++++ Records for this task

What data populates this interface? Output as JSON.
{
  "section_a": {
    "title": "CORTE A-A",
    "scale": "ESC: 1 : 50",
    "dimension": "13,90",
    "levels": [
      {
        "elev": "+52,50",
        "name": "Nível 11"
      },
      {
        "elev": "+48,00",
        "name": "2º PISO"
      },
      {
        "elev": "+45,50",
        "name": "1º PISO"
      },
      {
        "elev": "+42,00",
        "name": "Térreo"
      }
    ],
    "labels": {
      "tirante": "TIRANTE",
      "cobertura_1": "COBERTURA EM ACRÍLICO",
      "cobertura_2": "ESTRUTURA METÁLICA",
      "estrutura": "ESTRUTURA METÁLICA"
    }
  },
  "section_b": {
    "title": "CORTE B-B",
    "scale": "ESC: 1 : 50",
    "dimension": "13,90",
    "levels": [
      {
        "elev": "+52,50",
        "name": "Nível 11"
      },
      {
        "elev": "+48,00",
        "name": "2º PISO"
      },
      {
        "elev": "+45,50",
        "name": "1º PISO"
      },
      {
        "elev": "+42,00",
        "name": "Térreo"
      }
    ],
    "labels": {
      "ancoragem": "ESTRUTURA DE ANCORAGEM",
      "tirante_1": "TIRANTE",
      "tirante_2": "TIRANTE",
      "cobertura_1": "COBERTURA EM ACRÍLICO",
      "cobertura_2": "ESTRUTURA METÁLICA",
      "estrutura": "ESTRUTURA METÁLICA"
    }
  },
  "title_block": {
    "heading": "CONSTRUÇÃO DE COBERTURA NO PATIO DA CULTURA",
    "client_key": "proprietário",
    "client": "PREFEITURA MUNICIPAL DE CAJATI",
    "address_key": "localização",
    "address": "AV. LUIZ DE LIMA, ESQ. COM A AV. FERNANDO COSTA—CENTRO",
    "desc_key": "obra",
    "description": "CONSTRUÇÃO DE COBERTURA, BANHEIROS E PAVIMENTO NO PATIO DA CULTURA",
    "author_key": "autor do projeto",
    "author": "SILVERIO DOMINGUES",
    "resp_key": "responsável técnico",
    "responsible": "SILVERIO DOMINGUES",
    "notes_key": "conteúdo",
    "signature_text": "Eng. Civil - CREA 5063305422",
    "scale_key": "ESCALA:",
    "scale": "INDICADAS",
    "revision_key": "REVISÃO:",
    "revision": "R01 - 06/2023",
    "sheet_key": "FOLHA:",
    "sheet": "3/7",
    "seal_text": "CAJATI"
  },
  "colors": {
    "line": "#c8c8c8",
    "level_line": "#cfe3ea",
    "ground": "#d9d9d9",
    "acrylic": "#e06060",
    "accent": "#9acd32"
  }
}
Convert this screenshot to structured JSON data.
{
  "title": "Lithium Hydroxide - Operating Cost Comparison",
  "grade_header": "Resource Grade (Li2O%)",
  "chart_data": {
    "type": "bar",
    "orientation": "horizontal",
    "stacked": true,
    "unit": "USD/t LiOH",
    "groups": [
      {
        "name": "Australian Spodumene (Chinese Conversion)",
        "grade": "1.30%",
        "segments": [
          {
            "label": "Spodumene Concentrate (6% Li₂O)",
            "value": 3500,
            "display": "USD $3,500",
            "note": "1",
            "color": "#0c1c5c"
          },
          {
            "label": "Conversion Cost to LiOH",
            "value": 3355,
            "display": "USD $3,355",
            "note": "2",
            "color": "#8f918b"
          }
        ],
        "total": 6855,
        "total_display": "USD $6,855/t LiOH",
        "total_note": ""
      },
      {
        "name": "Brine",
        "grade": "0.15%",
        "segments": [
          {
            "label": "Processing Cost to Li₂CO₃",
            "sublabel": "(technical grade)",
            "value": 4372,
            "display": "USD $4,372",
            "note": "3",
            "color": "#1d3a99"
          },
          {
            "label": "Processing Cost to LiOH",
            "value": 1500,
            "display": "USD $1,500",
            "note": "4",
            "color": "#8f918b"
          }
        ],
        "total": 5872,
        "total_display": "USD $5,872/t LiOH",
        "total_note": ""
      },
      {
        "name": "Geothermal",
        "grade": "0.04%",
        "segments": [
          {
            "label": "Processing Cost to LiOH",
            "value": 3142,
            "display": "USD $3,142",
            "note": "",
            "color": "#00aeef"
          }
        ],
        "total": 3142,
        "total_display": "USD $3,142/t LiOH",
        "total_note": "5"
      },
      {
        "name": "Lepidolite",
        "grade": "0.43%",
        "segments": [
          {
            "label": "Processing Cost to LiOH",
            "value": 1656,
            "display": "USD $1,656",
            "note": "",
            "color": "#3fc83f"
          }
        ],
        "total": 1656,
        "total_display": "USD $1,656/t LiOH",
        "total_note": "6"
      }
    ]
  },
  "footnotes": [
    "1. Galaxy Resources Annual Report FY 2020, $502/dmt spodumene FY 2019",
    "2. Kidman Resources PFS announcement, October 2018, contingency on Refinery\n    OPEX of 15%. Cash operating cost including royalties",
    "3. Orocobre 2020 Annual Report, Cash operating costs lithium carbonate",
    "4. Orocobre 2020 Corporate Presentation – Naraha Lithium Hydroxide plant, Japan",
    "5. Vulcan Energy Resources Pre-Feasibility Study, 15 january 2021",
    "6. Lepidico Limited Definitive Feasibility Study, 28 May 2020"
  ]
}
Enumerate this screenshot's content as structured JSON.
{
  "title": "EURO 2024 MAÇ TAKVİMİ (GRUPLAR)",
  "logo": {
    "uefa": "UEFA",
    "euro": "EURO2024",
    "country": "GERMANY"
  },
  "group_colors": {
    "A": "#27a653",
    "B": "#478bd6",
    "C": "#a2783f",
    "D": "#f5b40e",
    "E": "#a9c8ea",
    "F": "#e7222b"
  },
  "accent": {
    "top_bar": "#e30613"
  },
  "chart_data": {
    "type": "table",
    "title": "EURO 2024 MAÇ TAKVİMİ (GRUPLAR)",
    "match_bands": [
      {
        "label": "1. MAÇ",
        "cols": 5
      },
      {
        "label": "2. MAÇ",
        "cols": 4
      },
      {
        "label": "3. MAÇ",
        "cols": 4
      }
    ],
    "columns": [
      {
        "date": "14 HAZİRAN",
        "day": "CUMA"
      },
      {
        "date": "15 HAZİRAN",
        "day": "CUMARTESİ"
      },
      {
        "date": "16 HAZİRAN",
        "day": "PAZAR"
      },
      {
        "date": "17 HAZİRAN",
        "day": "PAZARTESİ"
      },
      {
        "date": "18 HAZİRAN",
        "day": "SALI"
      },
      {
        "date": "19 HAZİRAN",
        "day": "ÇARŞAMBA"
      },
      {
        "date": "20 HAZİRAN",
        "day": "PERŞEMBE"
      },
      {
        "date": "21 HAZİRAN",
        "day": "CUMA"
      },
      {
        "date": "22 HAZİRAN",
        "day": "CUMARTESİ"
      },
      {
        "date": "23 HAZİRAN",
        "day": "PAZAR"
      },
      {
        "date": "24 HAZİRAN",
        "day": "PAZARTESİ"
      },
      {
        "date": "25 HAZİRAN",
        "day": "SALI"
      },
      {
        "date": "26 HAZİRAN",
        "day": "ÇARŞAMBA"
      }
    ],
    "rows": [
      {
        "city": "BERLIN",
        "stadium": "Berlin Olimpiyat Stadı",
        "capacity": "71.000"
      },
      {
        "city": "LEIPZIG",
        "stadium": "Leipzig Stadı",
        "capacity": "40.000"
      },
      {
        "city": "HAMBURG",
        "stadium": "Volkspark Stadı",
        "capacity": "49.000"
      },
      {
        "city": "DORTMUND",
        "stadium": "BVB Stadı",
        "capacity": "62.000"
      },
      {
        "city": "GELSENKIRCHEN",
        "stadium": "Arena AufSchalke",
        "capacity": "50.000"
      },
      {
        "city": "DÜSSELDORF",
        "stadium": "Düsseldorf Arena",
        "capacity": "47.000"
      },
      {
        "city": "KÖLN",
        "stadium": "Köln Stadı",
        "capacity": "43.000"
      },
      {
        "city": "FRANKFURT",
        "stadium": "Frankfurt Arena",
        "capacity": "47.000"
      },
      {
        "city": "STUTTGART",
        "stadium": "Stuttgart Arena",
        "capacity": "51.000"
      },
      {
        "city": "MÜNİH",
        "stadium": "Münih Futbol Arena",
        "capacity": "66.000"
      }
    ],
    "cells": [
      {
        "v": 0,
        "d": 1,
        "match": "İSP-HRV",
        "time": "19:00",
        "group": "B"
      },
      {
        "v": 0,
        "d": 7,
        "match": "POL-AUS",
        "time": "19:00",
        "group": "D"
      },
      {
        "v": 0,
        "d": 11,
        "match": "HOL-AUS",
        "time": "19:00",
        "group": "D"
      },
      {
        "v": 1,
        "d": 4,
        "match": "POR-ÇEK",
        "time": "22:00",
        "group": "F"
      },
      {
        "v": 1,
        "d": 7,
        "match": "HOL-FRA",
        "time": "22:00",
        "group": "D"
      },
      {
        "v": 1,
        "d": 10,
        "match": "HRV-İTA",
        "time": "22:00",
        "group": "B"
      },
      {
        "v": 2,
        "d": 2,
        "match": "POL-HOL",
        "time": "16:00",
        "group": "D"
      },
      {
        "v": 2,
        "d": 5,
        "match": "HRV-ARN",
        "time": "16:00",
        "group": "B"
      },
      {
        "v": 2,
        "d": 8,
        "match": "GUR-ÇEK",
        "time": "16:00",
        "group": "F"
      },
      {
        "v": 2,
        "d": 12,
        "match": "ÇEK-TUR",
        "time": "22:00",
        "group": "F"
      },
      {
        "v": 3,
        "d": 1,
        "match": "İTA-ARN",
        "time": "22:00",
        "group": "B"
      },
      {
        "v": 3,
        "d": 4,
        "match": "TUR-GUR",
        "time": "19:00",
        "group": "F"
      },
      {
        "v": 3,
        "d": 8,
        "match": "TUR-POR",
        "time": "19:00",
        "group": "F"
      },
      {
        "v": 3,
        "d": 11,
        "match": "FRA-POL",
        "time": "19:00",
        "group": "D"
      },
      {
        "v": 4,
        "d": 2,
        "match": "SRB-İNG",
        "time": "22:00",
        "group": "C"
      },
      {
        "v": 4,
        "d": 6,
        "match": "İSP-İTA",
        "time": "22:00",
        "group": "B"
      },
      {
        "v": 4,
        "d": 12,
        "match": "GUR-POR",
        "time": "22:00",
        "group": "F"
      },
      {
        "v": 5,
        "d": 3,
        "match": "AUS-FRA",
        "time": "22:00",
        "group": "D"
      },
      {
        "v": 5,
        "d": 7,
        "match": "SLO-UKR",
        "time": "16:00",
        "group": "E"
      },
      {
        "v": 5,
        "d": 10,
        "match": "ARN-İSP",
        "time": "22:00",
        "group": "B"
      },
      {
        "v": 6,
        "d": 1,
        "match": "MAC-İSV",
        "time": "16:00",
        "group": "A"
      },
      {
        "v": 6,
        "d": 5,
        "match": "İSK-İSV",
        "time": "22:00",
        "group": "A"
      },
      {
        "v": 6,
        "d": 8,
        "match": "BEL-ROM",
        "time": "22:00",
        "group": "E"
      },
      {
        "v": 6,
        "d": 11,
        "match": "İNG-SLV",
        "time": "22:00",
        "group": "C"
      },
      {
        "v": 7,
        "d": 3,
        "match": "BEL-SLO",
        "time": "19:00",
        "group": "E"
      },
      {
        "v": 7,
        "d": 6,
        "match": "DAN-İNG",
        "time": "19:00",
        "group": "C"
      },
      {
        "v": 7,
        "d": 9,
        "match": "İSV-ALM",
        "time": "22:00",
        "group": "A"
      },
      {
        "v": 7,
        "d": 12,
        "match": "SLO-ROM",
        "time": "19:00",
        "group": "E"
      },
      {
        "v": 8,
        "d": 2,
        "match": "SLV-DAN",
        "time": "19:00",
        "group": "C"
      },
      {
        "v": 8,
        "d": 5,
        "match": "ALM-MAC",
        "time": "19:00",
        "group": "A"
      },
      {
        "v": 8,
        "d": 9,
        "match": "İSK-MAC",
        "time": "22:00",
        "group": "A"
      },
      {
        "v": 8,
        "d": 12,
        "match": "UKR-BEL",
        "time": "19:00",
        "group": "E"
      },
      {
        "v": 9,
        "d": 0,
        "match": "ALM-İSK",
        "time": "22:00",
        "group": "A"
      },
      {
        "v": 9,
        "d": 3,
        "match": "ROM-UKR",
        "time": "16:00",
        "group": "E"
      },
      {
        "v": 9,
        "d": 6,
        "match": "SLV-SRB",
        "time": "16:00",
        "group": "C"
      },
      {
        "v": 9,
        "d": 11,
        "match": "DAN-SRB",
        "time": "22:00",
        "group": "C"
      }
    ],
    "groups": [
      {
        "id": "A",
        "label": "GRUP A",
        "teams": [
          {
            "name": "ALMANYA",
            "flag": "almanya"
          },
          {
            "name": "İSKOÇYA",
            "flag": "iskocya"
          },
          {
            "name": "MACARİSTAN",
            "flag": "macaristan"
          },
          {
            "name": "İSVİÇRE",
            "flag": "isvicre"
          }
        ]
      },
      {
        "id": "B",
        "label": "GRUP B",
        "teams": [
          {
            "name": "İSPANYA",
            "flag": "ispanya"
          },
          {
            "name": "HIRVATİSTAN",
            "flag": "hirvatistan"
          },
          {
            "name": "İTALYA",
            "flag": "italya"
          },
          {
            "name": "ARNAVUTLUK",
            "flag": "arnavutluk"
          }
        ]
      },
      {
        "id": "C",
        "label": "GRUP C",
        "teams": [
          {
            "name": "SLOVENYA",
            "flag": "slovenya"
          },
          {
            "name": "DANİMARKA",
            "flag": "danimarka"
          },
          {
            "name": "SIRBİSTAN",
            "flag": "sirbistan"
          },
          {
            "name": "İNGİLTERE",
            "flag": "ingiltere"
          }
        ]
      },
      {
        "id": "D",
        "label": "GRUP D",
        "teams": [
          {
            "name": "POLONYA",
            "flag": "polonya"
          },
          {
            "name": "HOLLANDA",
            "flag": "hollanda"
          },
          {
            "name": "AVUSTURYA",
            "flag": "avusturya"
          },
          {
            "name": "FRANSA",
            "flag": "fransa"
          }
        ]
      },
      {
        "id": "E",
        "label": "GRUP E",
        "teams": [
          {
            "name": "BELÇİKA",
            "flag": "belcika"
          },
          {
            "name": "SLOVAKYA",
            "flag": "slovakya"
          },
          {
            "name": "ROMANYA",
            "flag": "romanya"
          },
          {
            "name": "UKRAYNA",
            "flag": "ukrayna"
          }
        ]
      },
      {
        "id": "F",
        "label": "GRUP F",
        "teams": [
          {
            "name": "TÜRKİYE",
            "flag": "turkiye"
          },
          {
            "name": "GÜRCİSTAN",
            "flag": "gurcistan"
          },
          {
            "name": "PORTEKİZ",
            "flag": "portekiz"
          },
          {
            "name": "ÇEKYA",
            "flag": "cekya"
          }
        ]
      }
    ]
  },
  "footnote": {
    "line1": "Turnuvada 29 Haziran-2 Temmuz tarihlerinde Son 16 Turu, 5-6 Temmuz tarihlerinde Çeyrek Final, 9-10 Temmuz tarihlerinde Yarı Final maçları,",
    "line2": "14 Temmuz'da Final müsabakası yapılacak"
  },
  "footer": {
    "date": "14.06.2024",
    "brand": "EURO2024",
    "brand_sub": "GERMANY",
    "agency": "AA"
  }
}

++++++++

What is needed: Copy each line of the entries that includes the word "GRUPLAR".

Output of the exercise:
  "title": "EURO 2024 MAÇ TAKVİMİ (GRUPLAR)",
    "title": "EURO 2024 MAÇ TAKVİMİ (GRUPLAR)",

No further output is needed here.